Dataset records
# # #
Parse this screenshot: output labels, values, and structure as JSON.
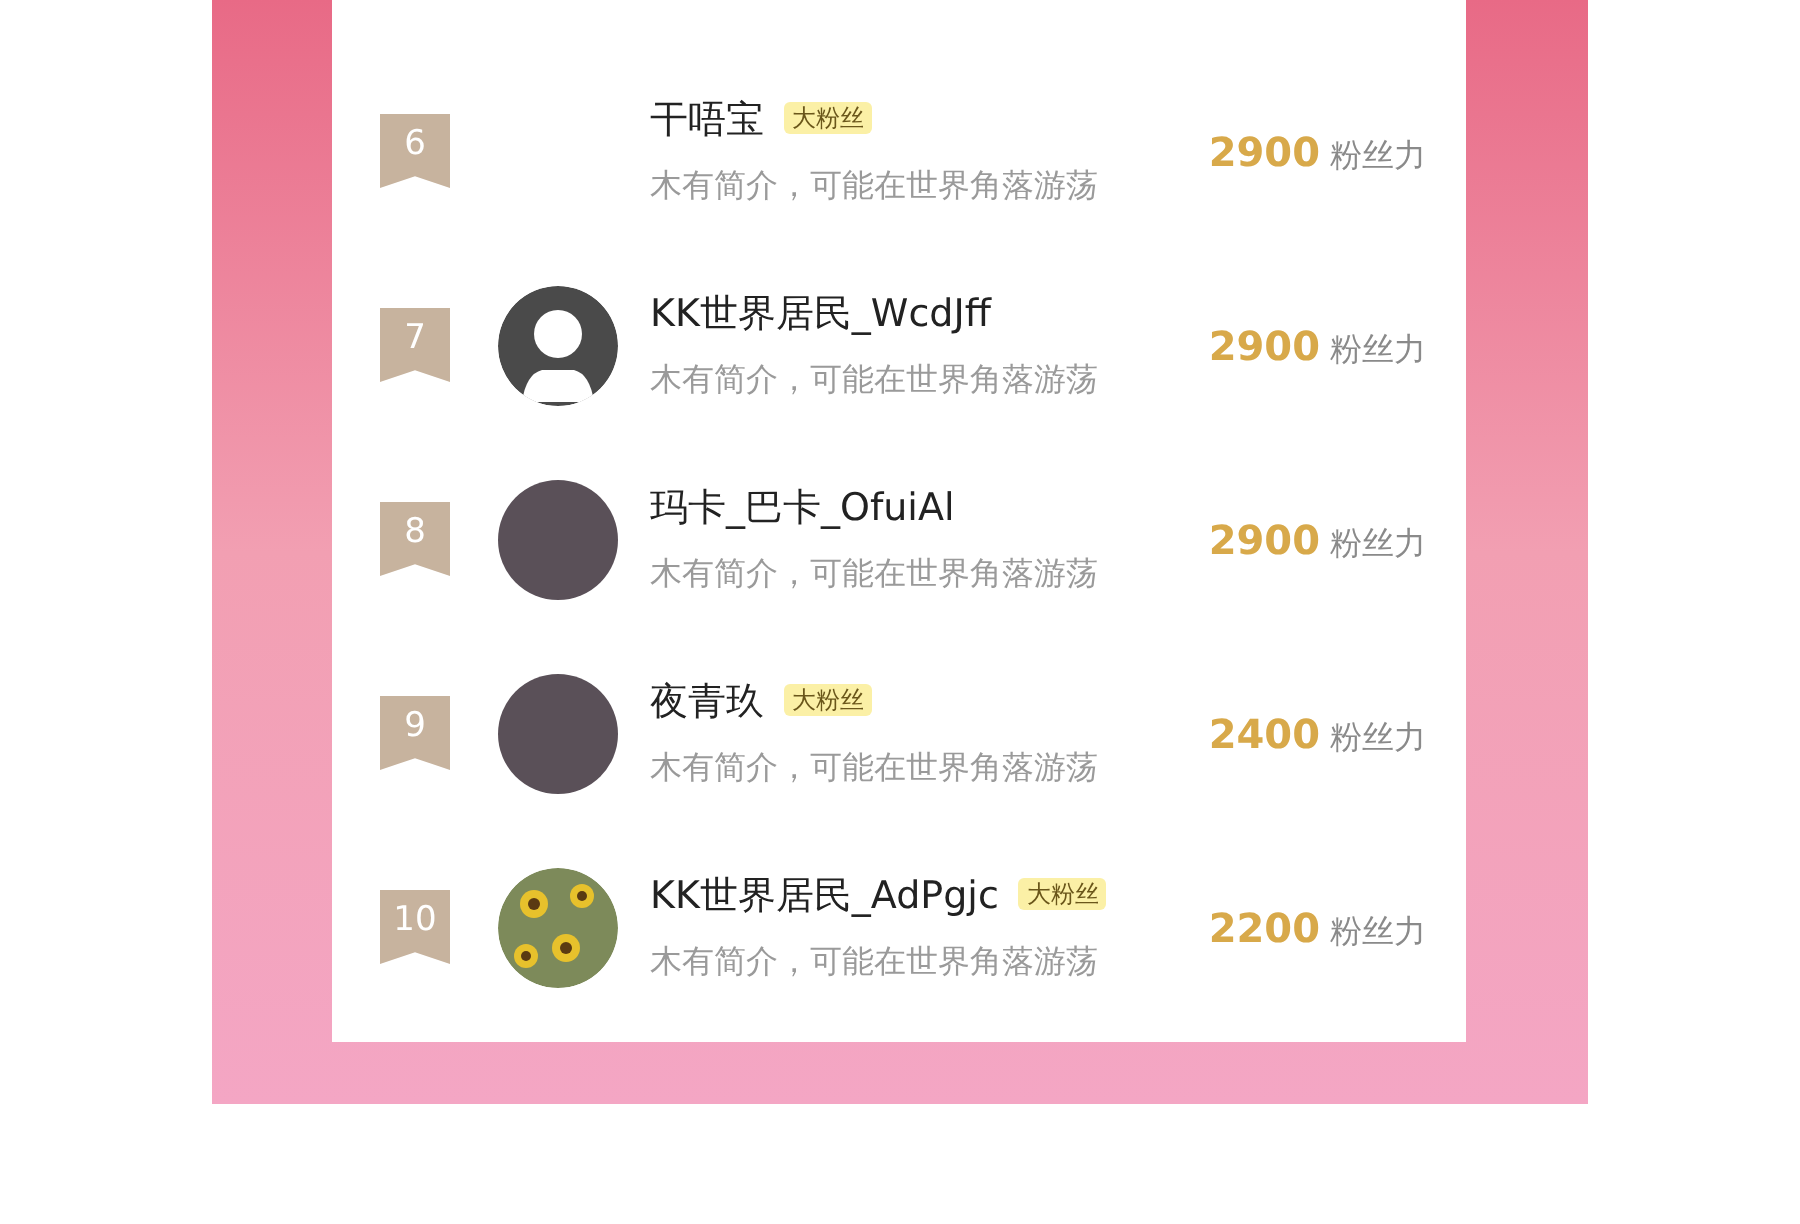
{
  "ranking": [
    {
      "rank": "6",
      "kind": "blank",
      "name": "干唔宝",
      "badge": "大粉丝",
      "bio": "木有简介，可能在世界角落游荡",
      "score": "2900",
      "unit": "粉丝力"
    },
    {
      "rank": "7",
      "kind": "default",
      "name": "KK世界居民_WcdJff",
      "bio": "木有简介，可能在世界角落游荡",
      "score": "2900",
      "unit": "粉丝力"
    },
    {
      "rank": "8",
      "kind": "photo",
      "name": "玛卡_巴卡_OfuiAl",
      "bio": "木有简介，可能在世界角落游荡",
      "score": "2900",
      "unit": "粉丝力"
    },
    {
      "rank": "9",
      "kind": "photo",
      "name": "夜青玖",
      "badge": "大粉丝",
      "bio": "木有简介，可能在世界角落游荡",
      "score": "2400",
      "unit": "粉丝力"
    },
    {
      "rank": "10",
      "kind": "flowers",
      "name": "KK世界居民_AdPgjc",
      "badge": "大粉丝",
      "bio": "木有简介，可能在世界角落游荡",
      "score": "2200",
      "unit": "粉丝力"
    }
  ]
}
# # #
### EXERCISE REQUIREMENTS
Reproduce every record above exactly, but leave out the pictures.

### FULL OUTPUT
Parse this screenshot: output labels, values, and structure as JSON.
{
  "ranking": [
    {
      "rank": "6",
      "kind": "blank",
      "name": "干唔宝",
      "badge": "大粉丝",
      "bio": "木有简介，可能在世界角落游荡",
      "score": "2900",
      "unit": "粉丝力"
    },
    {
      "rank": "7",
      "kind": "default",
      "name": "KK世界居民_WcdJff",
      "bio": "木有简介，可能在世界角落游荡",
      "score": "2900",
      "unit": "粉丝力"
    },
    {
      "rank": "8",
      "kind": "photo",
      "name": "玛卡_巴卡_OfuiAl",
      "bio": "木有简介，可能在世界角落游荡",
      "score": "2900",
      "unit": "粉丝力"
    },
    {
      "rank": "9",
      "kind": "photo",
      "name": "夜青玖",
      "badge": "大粉丝",
      "bio": "木有简介，可能在世界角落游荡",
      "score": "2400",
      "unit": "粉丝力"
    },
    {
      "rank": "10",
      "kind": "flowers",
      "name": "KK世界居民_AdPgjc",
      "badge": "大粉丝",
      "bio": "木有简介，可能在世界角落游荡",
      "score": "2200",
      "unit": "粉丝力"
    }
  ]
}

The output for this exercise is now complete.